### Exercise task
Extract from the listing each line in which the word "total" appears.

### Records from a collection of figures
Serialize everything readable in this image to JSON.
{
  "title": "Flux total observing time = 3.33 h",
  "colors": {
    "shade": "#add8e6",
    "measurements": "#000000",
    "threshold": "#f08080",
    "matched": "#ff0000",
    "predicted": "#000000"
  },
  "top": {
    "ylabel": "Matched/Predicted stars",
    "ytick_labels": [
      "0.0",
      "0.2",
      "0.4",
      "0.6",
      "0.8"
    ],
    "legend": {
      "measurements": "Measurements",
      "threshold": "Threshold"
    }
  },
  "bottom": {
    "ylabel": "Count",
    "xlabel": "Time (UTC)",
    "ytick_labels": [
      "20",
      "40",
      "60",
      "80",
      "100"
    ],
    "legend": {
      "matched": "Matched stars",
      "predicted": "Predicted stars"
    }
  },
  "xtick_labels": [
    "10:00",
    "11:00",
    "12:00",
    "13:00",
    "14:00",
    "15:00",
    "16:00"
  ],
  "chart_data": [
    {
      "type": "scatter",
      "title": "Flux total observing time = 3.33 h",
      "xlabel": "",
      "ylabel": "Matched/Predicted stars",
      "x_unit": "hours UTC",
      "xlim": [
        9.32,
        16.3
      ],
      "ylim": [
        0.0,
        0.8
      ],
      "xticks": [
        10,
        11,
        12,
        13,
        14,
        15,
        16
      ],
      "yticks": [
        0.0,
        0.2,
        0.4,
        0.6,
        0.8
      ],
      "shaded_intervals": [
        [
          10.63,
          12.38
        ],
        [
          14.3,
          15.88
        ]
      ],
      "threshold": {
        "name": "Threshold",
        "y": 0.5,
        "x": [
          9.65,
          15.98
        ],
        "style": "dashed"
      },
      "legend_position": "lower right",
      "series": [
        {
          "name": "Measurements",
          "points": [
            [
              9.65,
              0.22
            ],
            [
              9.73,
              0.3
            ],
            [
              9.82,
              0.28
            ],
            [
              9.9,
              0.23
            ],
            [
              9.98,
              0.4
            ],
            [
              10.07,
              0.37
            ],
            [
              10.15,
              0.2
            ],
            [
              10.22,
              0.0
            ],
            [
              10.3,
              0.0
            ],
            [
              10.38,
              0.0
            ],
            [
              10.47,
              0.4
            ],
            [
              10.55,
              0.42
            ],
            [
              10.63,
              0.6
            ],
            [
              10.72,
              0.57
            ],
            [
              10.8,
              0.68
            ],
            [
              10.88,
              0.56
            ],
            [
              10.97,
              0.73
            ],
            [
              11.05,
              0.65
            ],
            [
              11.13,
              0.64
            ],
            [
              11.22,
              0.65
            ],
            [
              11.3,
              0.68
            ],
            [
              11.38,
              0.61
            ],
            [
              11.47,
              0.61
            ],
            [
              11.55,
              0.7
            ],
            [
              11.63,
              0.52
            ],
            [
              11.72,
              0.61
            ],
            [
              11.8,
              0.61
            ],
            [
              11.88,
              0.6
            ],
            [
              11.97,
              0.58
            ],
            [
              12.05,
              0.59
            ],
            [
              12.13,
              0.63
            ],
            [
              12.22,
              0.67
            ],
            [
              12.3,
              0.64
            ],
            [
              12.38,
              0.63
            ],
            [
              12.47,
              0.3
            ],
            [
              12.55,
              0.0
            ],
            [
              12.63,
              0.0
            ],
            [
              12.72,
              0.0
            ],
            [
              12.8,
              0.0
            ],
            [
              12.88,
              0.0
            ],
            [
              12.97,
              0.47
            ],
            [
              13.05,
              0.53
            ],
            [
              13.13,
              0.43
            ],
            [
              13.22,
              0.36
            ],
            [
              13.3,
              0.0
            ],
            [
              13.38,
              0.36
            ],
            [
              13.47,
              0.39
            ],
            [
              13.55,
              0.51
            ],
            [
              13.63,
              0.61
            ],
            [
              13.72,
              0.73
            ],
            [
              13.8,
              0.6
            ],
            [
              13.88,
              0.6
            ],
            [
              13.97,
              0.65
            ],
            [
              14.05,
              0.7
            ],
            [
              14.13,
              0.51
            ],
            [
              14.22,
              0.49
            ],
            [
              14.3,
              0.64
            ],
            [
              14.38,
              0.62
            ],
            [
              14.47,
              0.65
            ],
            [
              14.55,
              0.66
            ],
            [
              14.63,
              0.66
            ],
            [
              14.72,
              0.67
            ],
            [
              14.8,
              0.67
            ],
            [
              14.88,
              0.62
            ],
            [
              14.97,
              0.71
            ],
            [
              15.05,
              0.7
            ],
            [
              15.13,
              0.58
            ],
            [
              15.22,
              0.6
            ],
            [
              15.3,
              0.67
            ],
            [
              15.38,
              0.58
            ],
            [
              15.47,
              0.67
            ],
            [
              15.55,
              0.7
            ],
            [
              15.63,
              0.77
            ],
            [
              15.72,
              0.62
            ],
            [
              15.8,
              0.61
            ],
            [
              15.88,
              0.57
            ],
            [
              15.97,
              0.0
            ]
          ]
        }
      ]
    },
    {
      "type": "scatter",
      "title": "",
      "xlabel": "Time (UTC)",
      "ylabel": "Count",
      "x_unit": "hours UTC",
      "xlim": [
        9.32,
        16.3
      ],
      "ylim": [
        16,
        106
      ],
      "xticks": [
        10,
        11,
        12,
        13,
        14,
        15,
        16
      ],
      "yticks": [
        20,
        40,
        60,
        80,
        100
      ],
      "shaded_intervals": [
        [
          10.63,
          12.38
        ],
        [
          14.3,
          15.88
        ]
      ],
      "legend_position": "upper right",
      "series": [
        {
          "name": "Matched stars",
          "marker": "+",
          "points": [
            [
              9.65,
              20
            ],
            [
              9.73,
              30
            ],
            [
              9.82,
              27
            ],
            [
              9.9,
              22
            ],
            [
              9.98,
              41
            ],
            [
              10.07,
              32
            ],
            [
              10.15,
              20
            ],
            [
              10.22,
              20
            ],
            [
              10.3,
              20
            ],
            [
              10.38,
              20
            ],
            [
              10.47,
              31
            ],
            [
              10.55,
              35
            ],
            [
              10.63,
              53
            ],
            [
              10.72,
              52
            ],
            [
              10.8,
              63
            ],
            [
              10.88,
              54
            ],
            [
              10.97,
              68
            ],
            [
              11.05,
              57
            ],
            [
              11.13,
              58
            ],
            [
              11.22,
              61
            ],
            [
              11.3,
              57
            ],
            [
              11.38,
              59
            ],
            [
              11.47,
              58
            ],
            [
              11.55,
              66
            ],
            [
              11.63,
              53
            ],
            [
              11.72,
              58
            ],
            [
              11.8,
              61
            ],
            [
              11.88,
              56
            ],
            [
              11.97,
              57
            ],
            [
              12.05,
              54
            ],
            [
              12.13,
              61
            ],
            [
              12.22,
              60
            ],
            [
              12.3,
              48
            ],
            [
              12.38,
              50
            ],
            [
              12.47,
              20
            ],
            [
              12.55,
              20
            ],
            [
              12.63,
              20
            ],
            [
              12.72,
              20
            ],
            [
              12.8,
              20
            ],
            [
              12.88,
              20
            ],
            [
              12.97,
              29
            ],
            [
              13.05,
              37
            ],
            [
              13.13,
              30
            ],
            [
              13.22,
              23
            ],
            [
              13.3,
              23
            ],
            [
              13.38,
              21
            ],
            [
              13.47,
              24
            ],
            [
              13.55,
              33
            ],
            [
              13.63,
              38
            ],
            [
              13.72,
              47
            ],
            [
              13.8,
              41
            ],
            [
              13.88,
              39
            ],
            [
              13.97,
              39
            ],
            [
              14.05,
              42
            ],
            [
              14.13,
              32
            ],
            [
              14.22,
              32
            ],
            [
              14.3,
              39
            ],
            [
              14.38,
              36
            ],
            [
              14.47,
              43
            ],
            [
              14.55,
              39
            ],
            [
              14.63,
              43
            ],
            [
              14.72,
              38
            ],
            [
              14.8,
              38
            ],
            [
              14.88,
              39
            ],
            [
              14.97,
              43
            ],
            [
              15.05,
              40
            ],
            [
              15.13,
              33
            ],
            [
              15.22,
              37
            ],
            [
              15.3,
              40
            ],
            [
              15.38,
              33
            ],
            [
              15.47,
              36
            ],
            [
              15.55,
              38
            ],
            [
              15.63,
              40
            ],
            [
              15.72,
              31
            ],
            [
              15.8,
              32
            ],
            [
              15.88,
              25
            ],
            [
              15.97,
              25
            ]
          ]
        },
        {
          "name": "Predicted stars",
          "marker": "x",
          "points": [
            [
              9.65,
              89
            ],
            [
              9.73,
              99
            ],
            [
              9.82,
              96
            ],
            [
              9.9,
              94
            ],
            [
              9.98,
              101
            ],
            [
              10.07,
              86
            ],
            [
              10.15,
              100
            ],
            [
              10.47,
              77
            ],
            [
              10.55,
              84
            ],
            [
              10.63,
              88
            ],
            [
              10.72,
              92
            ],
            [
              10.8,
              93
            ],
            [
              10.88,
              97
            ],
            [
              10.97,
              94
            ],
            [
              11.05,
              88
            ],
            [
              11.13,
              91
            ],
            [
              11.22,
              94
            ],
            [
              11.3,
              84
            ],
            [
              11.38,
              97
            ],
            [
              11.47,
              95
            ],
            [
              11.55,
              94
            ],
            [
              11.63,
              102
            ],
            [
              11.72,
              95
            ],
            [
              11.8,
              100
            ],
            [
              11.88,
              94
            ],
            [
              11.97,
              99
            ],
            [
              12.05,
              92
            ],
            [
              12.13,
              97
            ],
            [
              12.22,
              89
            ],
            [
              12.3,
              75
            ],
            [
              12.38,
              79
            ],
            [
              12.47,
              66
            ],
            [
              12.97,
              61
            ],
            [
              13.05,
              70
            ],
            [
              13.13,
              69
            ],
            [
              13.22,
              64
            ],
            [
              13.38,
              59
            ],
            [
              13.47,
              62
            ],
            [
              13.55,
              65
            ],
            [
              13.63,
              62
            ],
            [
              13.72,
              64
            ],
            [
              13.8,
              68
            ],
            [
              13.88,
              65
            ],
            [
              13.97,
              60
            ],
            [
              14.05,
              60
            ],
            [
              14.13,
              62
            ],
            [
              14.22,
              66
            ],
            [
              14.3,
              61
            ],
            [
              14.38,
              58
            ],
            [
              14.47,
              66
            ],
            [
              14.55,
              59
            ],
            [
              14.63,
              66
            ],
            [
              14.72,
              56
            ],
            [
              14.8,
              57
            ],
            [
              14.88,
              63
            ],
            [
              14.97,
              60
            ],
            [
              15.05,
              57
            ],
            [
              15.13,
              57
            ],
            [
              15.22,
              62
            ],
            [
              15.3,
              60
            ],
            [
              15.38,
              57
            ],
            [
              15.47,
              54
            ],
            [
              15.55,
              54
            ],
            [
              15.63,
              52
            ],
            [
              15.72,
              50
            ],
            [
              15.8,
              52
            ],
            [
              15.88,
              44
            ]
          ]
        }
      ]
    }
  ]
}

### The solution
  "title": "Flux total observing time = 3.33 h",
      "title": "Flux total observing time = 3.33 h",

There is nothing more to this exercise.